提供テキスト:
【アナリスト水田雅展の銘柄分析】セキドは水準切り上げの動き、16年2月期収益改善期待で14年7月高値目指す

銘柄分析

 ファッション専門店チェーンのセキド<9878>(東2)の株価は、水準切り上げの動きを強めている。訪日外国人旅行客のインバウンド消費も追い風であり、今期(16年2月20日期)の収益改善期待で14年7月高値180円を目指す展開だろう。

 12年10月に家電の店舗販売事業から撤退してファッション専門店事業に経営資源を集中した。海外ブランド品などを扱うファッション専門店「GINZA LoveLove」「スーパーセレクトショップラブラブ」を直営で展開している。前々期(14年2月20日期)末の店舗数は首都圏中心に24店舗である。ネット通販についてはストリーム<3071>と業務提携している。

 中期成長戦略として「GINZA LoveLove」のブランディング戦略強化を掲げ、高額のナショナルブランド品、中・低価格帯のプライベートブランド(PB)品、アウトレットブランド品の品揃えを強化している。

演習課題:
1. セキドの銘柄分析について、次の問いに答えてください。
(a) 株価が目指すとされる14年7月の高値は何円ですか?
(b) 家電の店舗販売事業から撤退したのはいつですか?
(c) ネット通販で業務提携している企業はどこですか?
2. セキドの銘柄分析の本文を、最後の文の後から書き継いで仕上げてください。
次の行は、上のセキドの銘柄分析とは別個の資料です。

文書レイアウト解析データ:
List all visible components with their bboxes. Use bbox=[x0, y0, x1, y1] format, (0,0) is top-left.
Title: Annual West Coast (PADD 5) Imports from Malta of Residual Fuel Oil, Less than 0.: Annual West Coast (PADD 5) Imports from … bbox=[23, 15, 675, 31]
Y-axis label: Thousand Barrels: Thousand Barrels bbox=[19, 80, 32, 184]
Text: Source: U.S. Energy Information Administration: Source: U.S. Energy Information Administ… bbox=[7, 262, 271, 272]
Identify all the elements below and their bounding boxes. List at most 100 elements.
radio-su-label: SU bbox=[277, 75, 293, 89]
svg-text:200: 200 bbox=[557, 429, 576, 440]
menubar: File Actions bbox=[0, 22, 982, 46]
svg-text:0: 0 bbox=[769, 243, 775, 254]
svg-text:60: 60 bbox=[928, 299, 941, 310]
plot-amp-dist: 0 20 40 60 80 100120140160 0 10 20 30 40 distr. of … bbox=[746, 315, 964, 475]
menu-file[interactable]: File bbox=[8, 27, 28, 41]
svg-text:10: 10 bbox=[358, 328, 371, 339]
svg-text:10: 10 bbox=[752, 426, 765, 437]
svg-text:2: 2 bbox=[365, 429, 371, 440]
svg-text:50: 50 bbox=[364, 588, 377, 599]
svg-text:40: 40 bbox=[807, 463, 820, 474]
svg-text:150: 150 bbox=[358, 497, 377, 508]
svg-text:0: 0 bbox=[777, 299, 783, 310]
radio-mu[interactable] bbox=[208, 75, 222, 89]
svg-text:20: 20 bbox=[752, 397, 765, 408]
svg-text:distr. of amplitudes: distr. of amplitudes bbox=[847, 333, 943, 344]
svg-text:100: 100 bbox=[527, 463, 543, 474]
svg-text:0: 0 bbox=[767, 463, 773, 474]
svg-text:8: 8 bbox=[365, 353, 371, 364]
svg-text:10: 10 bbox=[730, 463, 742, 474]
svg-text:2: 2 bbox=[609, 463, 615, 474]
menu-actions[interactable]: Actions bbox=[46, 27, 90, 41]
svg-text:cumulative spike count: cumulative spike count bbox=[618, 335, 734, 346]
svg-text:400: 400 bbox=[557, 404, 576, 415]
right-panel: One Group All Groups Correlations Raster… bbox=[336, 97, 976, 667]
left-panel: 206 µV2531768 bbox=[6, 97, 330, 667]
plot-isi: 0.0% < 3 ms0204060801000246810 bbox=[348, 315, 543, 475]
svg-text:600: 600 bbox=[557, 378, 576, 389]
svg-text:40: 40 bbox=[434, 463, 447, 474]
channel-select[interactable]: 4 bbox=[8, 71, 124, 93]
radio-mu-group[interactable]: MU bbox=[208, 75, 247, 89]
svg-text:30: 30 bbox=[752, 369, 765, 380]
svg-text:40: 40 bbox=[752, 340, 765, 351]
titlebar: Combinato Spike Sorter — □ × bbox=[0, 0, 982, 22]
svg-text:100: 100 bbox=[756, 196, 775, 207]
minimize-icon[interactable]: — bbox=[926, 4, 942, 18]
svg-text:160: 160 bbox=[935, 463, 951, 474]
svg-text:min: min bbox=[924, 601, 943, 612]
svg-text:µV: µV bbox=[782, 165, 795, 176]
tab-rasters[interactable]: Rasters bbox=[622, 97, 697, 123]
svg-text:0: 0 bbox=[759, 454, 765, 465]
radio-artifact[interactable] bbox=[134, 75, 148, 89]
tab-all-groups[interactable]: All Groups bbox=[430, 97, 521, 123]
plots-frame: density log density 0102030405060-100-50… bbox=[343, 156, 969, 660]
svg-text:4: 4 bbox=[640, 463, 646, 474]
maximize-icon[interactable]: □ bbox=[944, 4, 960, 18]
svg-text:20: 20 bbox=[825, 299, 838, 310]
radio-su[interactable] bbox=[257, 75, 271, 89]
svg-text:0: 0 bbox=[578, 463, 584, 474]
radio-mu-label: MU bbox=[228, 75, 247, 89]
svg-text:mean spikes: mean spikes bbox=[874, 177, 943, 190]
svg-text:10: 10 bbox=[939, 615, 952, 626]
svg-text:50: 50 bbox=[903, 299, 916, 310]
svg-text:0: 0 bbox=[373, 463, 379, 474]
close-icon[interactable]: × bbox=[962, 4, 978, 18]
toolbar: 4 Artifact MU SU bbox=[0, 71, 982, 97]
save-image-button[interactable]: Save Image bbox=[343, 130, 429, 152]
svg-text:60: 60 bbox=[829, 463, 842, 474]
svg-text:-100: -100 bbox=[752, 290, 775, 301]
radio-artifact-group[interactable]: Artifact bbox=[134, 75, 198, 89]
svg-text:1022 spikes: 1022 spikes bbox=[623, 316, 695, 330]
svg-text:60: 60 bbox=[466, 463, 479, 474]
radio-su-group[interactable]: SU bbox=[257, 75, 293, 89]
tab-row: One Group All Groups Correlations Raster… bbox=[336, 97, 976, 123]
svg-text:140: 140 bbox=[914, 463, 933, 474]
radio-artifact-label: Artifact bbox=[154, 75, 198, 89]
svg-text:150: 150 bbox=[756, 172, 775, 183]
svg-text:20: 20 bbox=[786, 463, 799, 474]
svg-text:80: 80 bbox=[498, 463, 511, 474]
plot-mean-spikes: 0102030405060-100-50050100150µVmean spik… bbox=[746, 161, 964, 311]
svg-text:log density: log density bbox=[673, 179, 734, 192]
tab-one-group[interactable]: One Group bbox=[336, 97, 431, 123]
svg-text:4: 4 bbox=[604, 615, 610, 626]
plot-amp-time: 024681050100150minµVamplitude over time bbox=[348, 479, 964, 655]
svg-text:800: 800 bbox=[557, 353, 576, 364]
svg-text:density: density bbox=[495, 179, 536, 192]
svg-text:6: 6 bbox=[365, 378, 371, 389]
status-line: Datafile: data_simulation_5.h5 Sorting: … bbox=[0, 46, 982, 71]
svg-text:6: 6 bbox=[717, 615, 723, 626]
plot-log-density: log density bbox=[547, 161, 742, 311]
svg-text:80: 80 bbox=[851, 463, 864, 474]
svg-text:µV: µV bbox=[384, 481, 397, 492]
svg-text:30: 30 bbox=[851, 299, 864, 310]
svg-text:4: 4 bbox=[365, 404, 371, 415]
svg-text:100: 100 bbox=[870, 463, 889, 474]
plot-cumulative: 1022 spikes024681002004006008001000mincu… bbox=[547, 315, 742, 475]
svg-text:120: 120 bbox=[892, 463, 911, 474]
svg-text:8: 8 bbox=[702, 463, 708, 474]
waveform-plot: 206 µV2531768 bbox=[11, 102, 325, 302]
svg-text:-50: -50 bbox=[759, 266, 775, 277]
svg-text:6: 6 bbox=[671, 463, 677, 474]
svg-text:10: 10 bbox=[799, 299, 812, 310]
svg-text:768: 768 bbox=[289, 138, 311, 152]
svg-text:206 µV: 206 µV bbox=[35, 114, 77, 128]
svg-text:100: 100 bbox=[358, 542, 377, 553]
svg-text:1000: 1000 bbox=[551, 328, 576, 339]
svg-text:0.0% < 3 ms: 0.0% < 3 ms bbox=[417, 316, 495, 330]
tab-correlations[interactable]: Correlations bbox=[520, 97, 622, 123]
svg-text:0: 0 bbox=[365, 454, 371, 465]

解答一覧:
1.
(a) 180円
(b) 12年10月
(c) ストリーム<3071>

2.
 さらに収益力改善に向けて、新規出店と既存店リニューアル、ネット通販の強化、滞留期間短縮による商品在庫の鮮度アップ、売れ筋商品の機会ロス低減、店舗運営の効率化などへの取り組みを強化している。

 さらに今後の事業展開として、小売法人向け商品供給や販売業務委託を強化する方針を打ち出している。14年7月にはラオックス<8202>と業務提携した。当社がラオックスに対して高級ブランド品(バッグ・財布など)を提供し、ラオックスが当社に対して高級時計を中心とした宝飾品を供給する。相互の効率的な商品供給体制を確立して販売増につなげる戦略だ。

 前期(15年2月20日期)の業績(非連結)見通し(12月30日に減額修正)は、売上高が前々期比13.5%減の103億円、営業利益が6億60百万円の赤字(前々期は89百万円の黒字)、経常利益が7億20百万円の赤字(同97百万円の黒字)、純利益が7億円の赤字(同1億07百万円の黒字)、配当予想は無配(前期は年間1円)としている。

 消費マインド低迷の長期化や天候不順が影響して赤字見通しとなった。今期(16年2月20日期)の商品戦略に向けた滞留在庫処分に伴う損失計上も影響する。

 前期の収益は悪化したが、今期は消費増税や天候不順の影響が一巡する。収益改善に向けてDMや催事による販促強化、小売法人向けの商品供給や販売委託の強化、売上総利益率の改善、人件費や広告宣伝費の見直しによる効率化を推進し、ラオックスとの業務提携で訪日外国人旅行客のインバウンド消費の取り込みも強化する方針だ。今期の収益改善が期待される。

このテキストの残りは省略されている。